Requirements: Copy out exactly the lines from the one containing "Convert this screenshot" to the last line of the records below, both included, and leave out any pictures.

Supplied material:
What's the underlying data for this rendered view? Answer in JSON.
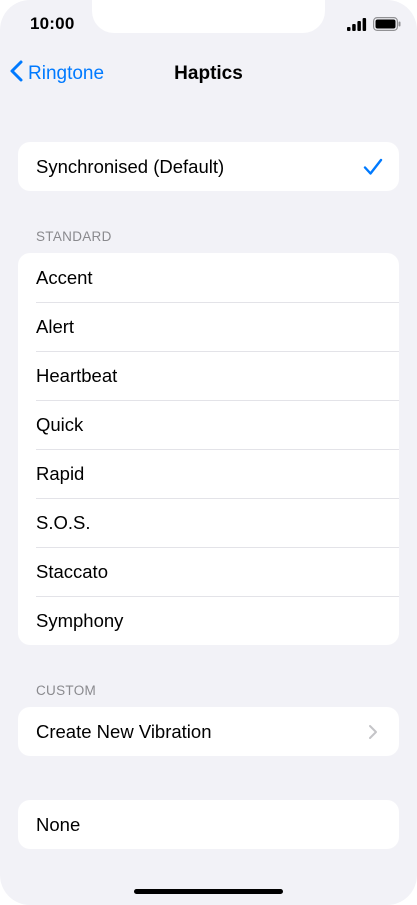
{
  "status_bar": {
    "time": "10:00",
    "signal_icon": "signal-bars-icon",
    "battery_icon": "battery-icon"
  },
  "nav": {
    "back_label": "Ringtone",
    "back_icon": "chevron-left-icon",
    "title": "Haptics"
  },
  "default_group": {
    "items": [
      {
        "label": "Synchronised (Default)",
        "selected": true
      }
    ]
  },
  "standard": {
    "header": "STANDARD",
    "items": [
      {
        "label": "Accent"
      },
      {
        "label": "Alert"
      },
      {
        "label": "Heartbeat"
      },
      {
        "label": "Quick"
      },
      {
        "label": "Rapid"
      },
      {
        "label": "S.O.S."
      },
      {
        "label": "Staccato"
      },
      {
        "label": "Symphony"
      }
    ]
  },
  "custom": {
    "header": "CUSTOM",
    "items": [
      {
        "label": "Create New Vibration",
        "disclosure": true
      }
    ]
  },
  "none_group": {
    "items": [
      {
        "label": "None"
      }
    ]
  },
  "colors": {
    "accent": "#007aff",
    "background": "#f2f2f7",
    "secondary_text": "#8a8a8e",
    "chevron": "#c4c4c7"
  }
}
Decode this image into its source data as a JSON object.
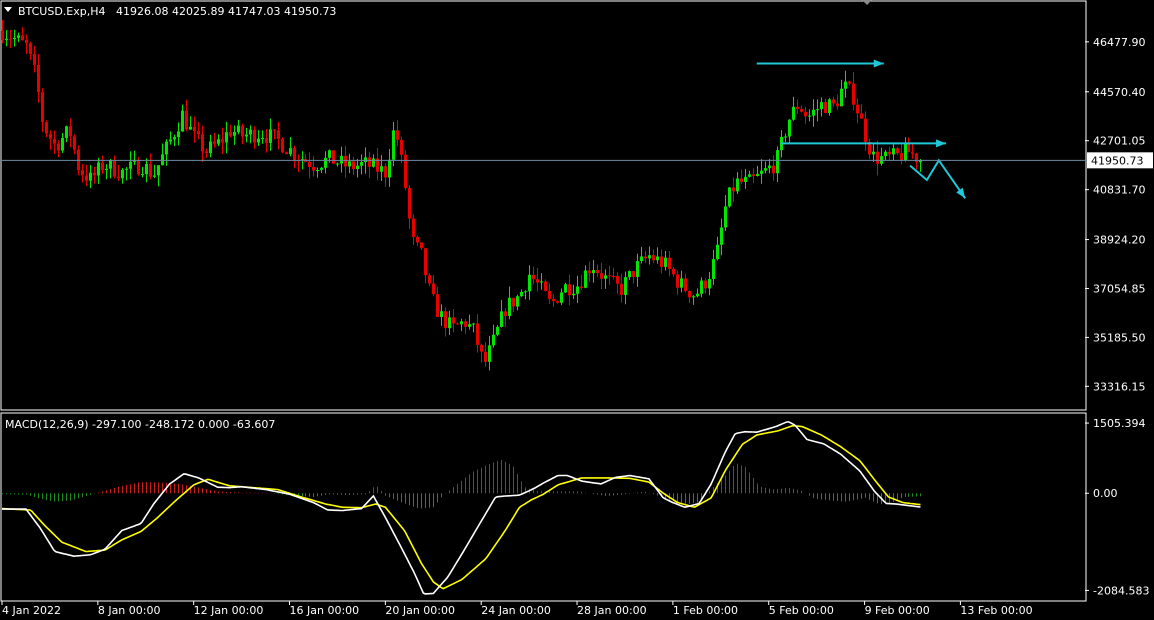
{
  "price_header": {
    "symbol_label": "BTCUSD.Exp,H4",
    "ohlc_values": "41926.08 42025.89 41747.03 41950.73"
  },
  "macd_header": {
    "label": "MACD(12,26,9) -297.100 -248.172 0.000 -63.607"
  },
  "colors": {
    "background": "#000000",
    "frame": "#ffffff",
    "bull_candle": "#00e600",
    "bear_candle": "#e60000",
    "current_price_line": "#6e8ba6",
    "arrow": "#1ec8d8",
    "macd_line": "#ffffff",
    "signal_line": "#ffff00",
    "hist_positive": "#c81e1e",
    "hist_negative": "#1e8c1e"
  },
  "chart_data": [
    {
      "type": "candlestick",
      "title": "BTCUSD.Exp,H4",
      "y_axis": {
        "ticks": [
          "46477.90",
          "44570.40",
          "42701.05",
          "40831.70",
          "38924.20",
          "37054.85",
          "35185.50",
          "33316.15"
        ],
        "tick_values": [
          46477.9,
          44570.4,
          42701.05,
          40831.7,
          38924.2,
          37054.85,
          35185.5,
          33316.15
        ],
        "range": [
          32450,
          48000
        ]
      },
      "current_price": {
        "value": 41950.73,
        "label": "41950.73"
      },
      "x_axis": {
        "ticks": [
          "4 Jan 2022",
          "8 Jan 00:00",
          "12 Jan 00:00",
          "16 Jan 00:00",
          "20 Jan 00:00",
          "24 Jan 00:00",
          "28 Jan 00:00",
          "1 Feb 00:00",
          "5 Feb 00:00",
          "9 Feb 00:00",
          "13 Feb 00:00"
        ],
        "tick_days": [
          0,
          4,
          8,
          12,
          16,
          20,
          24,
          28,
          32,
          36,
          40
        ],
        "range_days": [
          0,
          45.2
        ]
      },
      "close_path": [
        [
          0,
          46900
        ],
        [
          0.5,
          46600
        ],
        [
          1,
          46300
        ],
        [
          1.4,
          45100
        ],
        [
          1.7,
          43300
        ],
        [
          2.2,
          42500
        ],
        [
          2.8,
          43100
        ],
        [
          3.2,
          41600
        ],
        [
          3.7,
          41200
        ],
        [
          4.2,
          41800
        ],
        [
          5,
          41500
        ],
        [
          5.8,
          41800
        ],
        [
          6.3,
          41400
        ],
        [
          7,
          42700
        ],
        [
          7.5,
          43700
        ],
        [
          8,
          42800
        ],
        [
          8.5,
          42300
        ],
        [
          9,
          42600
        ],
        [
          9.5,
          43100
        ],
        [
          10,
          42900
        ],
        [
          10.8,
          43000
        ],
        [
          11.5,
          42700
        ],
        [
          12.2,
          42200
        ],
        [
          13,
          41800
        ],
        [
          13.7,
          42000
        ],
        [
          14.5,
          41700
        ],
        [
          15.2,
          41800
        ],
        [
          16,
          41500
        ],
        [
          16.4,
          43300
        ],
        [
          16.8,
          41200
        ],
        [
          17.1,
          38900
        ],
        [
          17.5,
          38300
        ],
        [
          17.9,
          36700
        ],
        [
          18.3,
          36000
        ],
        [
          18.8,
          35500
        ],
        [
          19.3,
          35800
        ],
        [
          19.7,
          35400
        ],
        [
          20.1,
          34100
        ],
        [
          20.5,
          35000
        ],
        [
          21,
          36300
        ],
        [
          21.6,
          36800
        ],
        [
          22,
          37600
        ],
        [
          22.5,
          37000
        ],
        [
          22.9,
          36400
        ],
        [
          23.4,
          37100
        ],
        [
          24,
          37200
        ],
        [
          24.6,
          38000
        ],
        [
          25.2,
          37400
        ],
        [
          25.8,
          37000
        ],
        [
          26.4,
          37800
        ],
        [
          27,
          38300
        ],
        [
          27.6,
          38000
        ],
        [
          28.3,
          37200
        ],
        [
          28.9,
          36800
        ],
        [
          29.4,
          37400
        ],
        [
          29.8,
          38300
        ],
        [
          30.2,
          40300
        ],
        [
          30.6,
          41100
        ],
        [
          31.2,
          41100
        ],
        [
          31.8,
          41500
        ],
        [
          32.3,
          41900
        ],
        [
          32.8,
          43500
        ],
        [
          33.2,
          44100
        ],
        [
          33.6,
          43600
        ],
        [
          34.2,
          44100
        ],
        [
          34.7,
          44000
        ],
        [
          35.1,
          44800
        ],
        [
          35.5,
          44400
        ],
        [
          35.9,
          43200
        ],
        [
          36.3,
          42100
        ],
        [
          36.8,
          42000
        ],
        [
          37.3,
          42100
        ],
        [
          37.8,
          42300
        ],
        [
          38.4,
          41950
        ]
      ],
      "annotations": [
        {
          "type": "arrow",
          "points": [
            [
              31.5,
              45650
            ],
            [
              36.8,
              45650
            ]
          ]
        },
        {
          "type": "arrow",
          "points": [
            [
              32.5,
              42600
            ],
            [
              39.4,
              42600
            ]
          ]
        },
        {
          "type": "arrow",
          "points": [
            [
              37.9,
              41750
            ],
            [
              38.6,
              41200
            ],
            [
              39.1,
              41950
            ],
            [
              40.2,
              40500
            ]
          ]
        }
      ]
    },
    {
      "type": "macd",
      "title": "MACD(12,26,9) -297.100 -248.172 0.000 -63.607",
      "parameters": [
        12,
        26,
        9
      ],
      "values": {
        "macd": -297.1,
        "signal": -248.172,
        "zero": 0.0,
        "histogram": -63.607
      },
      "y_axis": {
        "ticks": [
          "1505.394",
          "0.00",
          "-2084.583"
        ],
        "tick_values": [
          1505.394,
          0,
          -2084.583
        ],
        "range": [
          -2290,
          1700
        ]
      },
      "macd_line": [
        [
          0,
          -340
        ],
        [
          1,
          -340
        ],
        [
          1.6,
          -750
        ],
        [
          2.2,
          -1250
        ],
        [
          3,
          -1350
        ],
        [
          3.7,
          -1320
        ],
        [
          4.3,
          -1200
        ],
        [
          5,
          -800
        ],
        [
          5.8,
          -650
        ],
        [
          6.3,
          -250
        ],
        [
          7,
          200
        ],
        [
          7.6,
          420
        ],
        [
          8.2,
          330
        ],
        [
          9,
          130
        ],
        [
          9.5,
          120
        ],
        [
          10,
          140
        ],
        [
          11,
          80
        ],
        [
          12,
          -20
        ],
        [
          13,
          -200
        ],
        [
          13.6,
          -360
        ],
        [
          14.2,
          -370
        ],
        [
          15,
          -330
        ],
        [
          15.5,
          -60
        ],
        [
          16,
          -520
        ],
        [
          16.6,
          -1100
        ],
        [
          17.2,
          -1700
        ],
        [
          17.6,
          -2160
        ],
        [
          18,
          -2150
        ],
        [
          18.6,
          -1800
        ],
        [
          19.2,
          -1300
        ],
        [
          20,
          -600
        ],
        [
          20.6,
          -80
        ],
        [
          21,
          -60
        ],
        [
          21.6,
          -40
        ],
        [
          22.2,
          100
        ],
        [
          22.6,
          220
        ],
        [
          23.2,
          380
        ],
        [
          23.6,
          380
        ],
        [
          24.2,
          260
        ],
        [
          25,
          200
        ],
        [
          25.6,
          340
        ],
        [
          26.2,
          380
        ],
        [
          27,
          310
        ],
        [
          27.6,
          -100
        ],
        [
          28,
          -200
        ],
        [
          28.5,
          -300
        ],
        [
          29.1,
          -220
        ],
        [
          29.6,
          200
        ],
        [
          30.2,
          900
        ],
        [
          30.6,
          1280
        ],
        [
          31,
          1320
        ],
        [
          31.5,
          1310
        ],
        [
          32.3,
          1430
        ],
        [
          32.8,
          1540
        ],
        [
          33.1,
          1460
        ],
        [
          33.6,
          1150
        ],
        [
          34.3,
          1060
        ],
        [
          35,
          840
        ],
        [
          35.8,
          480
        ],
        [
          36.4,
          50
        ],
        [
          36.9,
          -220
        ],
        [
          37.3,
          -230
        ],
        [
          38.4,
          -300
        ]
      ],
      "signal_line": [
        [
          0,
          -330
        ],
        [
          1.2,
          -360
        ],
        [
          1.8,
          -700
        ],
        [
          2.5,
          -1050
        ],
        [
          3.5,
          -1250
        ],
        [
          4.3,
          -1220
        ],
        [
          5,
          -1000
        ],
        [
          5.8,
          -820
        ],
        [
          6.5,
          -520
        ],
        [
          7.2,
          -180
        ],
        [
          8,
          180
        ],
        [
          8.6,
          300
        ],
        [
          9.5,
          160
        ],
        [
          10.5,
          120
        ],
        [
          11.5,
          80
        ],
        [
          12.5,
          -80
        ],
        [
          13.5,
          -230
        ],
        [
          14.2,
          -300
        ],
        [
          15,
          -310
        ],
        [
          15.6,
          -230
        ],
        [
          16,
          -300
        ],
        [
          16.8,
          -800
        ],
        [
          17.5,
          -1500
        ],
        [
          18,
          -1900
        ],
        [
          18.4,
          -2050
        ],
        [
          19.2,
          -1850
        ],
        [
          20.2,
          -1400
        ],
        [
          21,
          -800
        ],
        [
          21.6,
          -300
        ],
        [
          22.1,
          -140
        ],
        [
          22.6,
          -20
        ],
        [
          23.2,
          180
        ],
        [
          24.2,
          330
        ],
        [
          25.2,
          330
        ],
        [
          26.2,
          320
        ],
        [
          27,
          240
        ],
        [
          27.6,
          0
        ],
        [
          28.2,
          -200
        ],
        [
          28.9,
          -300
        ],
        [
          29.6,
          -100
        ],
        [
          30.2,
          500
        ],
        [
          30.9,
          1050
        ],
        [
          31.5,
          1250
        ],
        [
          32.4,
          1340
        ],
        [
          33,
          1450
        ],
        [
          33.4,
          1430
        ],
        [
          34.2,
          1250
        ],
        [
          35,
          1000
        ],
        [
          35.8,
          700
        ],
        [
          36.4,
          300
        ],
        [
          37,
          -80
        ],
        [
          37.6,
          -200
        ],
        [
          38.4,
          -248
        ]
      ],
      "histogram": [
        [
          0,
          -20
        ],
        [
          1,
          -30
        ],
        [
          1.6,
          -120
        ],
        [
          2.2,
          -180
        ],
        [
          2.8,
          -160
        ],
        [
          3.5,
          -60
        ],
        [
          4.3,
          60
        ],
        [
          5,
          160
        ],
        [
          5.8,
          240
        ],
        [
          6.6,
          230
        ],
        [
          7.4,
          200
        ],
        [
          8.2,
          120
        ],
        [
          9,
          40
        ],
        [
          10,
          10
        ],
        [
          11,
          10
        ],
        [
          12,
          -40
        ],
        [
          13,
          -80
        ],
        [
          13.7,
          -20
        ],
        [
          14.4,
          -40
        ],
        [
          15.2,
          -20
        ],
        [
          15.6,
          180
        ],
        [
          16,
          -50
        ],
        [
          16.6,
          -180
        ],
        [
          17.4,
          -330
        ],
        [
          18,
          -300
        ],
        [
          18.4,
          -50
        ],
        [
          19,
          200
        ],
        [
          19.6,
          450
        ],
        [
          20.2,
          600
        ],
        [
          20.8,
          720
        ],
        [
          21.3,
          600
        ],
        [
          21.8,
          130
        ],
        [
          22.4,
          40
        ],
        [
          23.2,
          40
        ],
        [
          24,
          40
        ],
        [
          24.7,
          -20
        ],
        [
          25.2,
          -60
        ],
        [
          26,
          -20
        ],
        [
          26.8,
          40
        ],
        [
          27.4,
          -60
        ],
        [
          27.9,
          -150
        ],
        [
          28.4,
          -250
        ],
        [
          29,
          -200
        ],
        [
          29.6,
          100
        ],
        [
          30.2,
          400
        ],
        [
          30.6,
          650
        ],
        [
          31,
          560
        ],
        [
          31.6,
          140
        ],
        [
          32.2,
          80
        ],
        [
          32.8,
          120
        ],
        [
          33.3,
          60
        ],
        [
          33.9,
          -120
        ],
        [
          34.5,
          -150
        ],
        [
          35.2,
          -180
        ],
        [
          36,
          -100
        ],
        [
          36.6,
          -240
        ],
        [
          37.1,
          -200
        ],
        [
          37.6,
          -80
        ],
        [
          38.4,
          -64
        ]
      ]
    }
  ]
}
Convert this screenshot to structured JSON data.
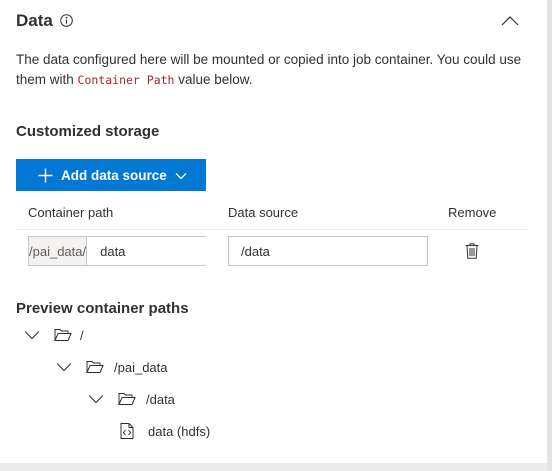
{
  "section": {
    "title": "Data",
    "icons": {
      "info": "info-icon",
      "collapse": "chevron-up-icon"
    }
  },
  "description": {
    "before": "The data configured here will be mounted or copied into job container. You could use them with ",
    "code": "Container Path",
    "after": " value below."
  },
  "storage": {
    "title": "Customized storage",
    "add_button_label": "Add data source",
    "columns": {
      "container_path": "Container path",
      "data_source": "Data source",
      "remove": "Remove"
    },
    "rows": [
      {
        "prefix": "/pai_data/",
        "container_path": "data",
        "data_source": "/data"
      }
    ]
  },
  "preview": {
    "title": "Preview container paths",
    "tree": [
      {
        "label": "/",
        "icon": "folder-open-icon"
      },
      {
        "label": "/pai_data",
        "icon": "folder-open-icon"
      },
      {
        "label": "/data",
        "icon": "folder-open-icon"
      },
      {
        "label": "data (hdfs)",
        "icon": "file-code-icon"
      }
    ]
  },
  "colors": {
    "accent": "#0078d4",
    "code": "#a4262c",
    "text": "#323130"
  }
}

Answer to the exercise:
Convert this screenshot to structured JSON data.
{
  "section": {
    "title": "Data",
    "icons": {
      "info": "info-icon",
      "collapse": "chevron-up-icon"
    }
  },
  "description": {
    "before": "The data configured here will be mounted or copied into job container. You could use them with ",
    "code": "Container Path",
    "after": " value below."
  },
  "storage": {
    "title": "Customized storage",
    "add_button_label": "Add data source",
    "columns": {
      "container_path": "Container path",
      "data_source": "Data source",
      "remove": "Remove"
    },
    "rows": [
      {
        "prefix": "/pai_data/",
        "container_path": "data",
        "data_source": "/data"
      }
    ]
  },
  "preview": {
    "title": "Preview container paths",
    "tree": [
      {
        "label": "/",
        "icon": "folder-open-icon"
      },
      {
        "label": "/pai_data",
        "icon": "folder-open-icon"
      },
      {
        "label": "/data",
        "icon": "folder-open-icon"
      },
      {
        "label": "data (hdfs)",
        "icon": "file-code-icon"
      }
    ]
  },
  "colors": {
    "accent": "#0078d4",
    "code": "#a4262c",
    "text": "#323130"
  }
}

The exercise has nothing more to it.